[BEGIN DATA PROVIDED]

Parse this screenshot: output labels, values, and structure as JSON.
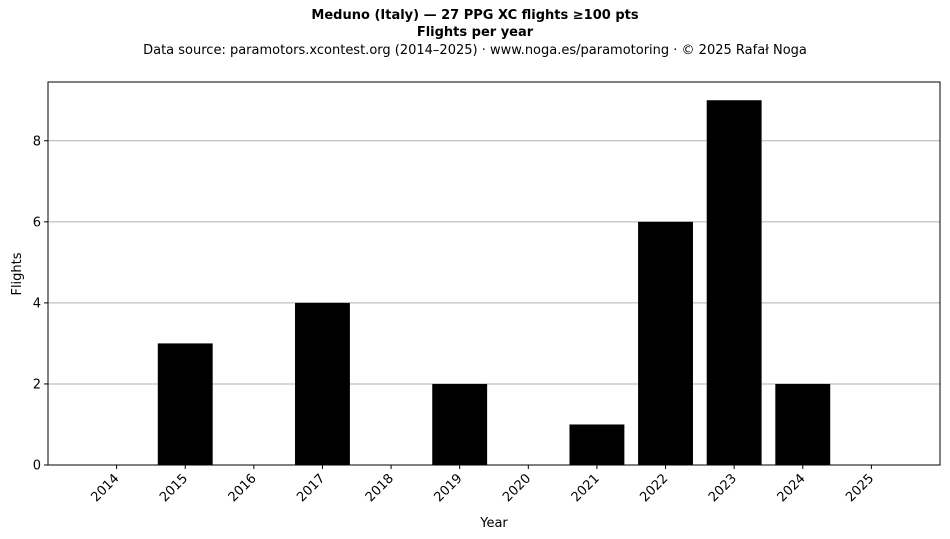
{
  "chart_data": {
    "type": "bar",
    "title": "Meduno (Italy)  —  27 PPG XC flights ≥100 pts",
    "subtitle": "Flights per year",
    "source": "Data source: paramotors.xcontest.org (2014–2025)  ·  www.noga.es/paramotoring  ·  © 2025 Rafał Noga",
    "xlabel": "Year",
    "ylabel": "Flights",
    "categories": [
      "2014",
      "2015",
      "2016",
      "2017",
      "2018",
      "2019",
      "2020",
      "2021",
      "2022",
      "2023",
      "2024",
      "2025"
    ],
    "values": [
      0,
      3,
      0,
      4,
      0,
      2,
      0,
      1,
      6,
      9,
      2,
      0
    ],
    "ylim": [
      0,
      9.45
    ],
    "yticks": [
      0,
      2,
      4,
      6,
      8
    ],
    "grid": "horizontal",
    "bar_color": "#000000",
    "grid_color": "#b0b0b0"
  }
}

[END DATA PROVIDED]

From the material above, count the lines that include "values" and give only the total.

2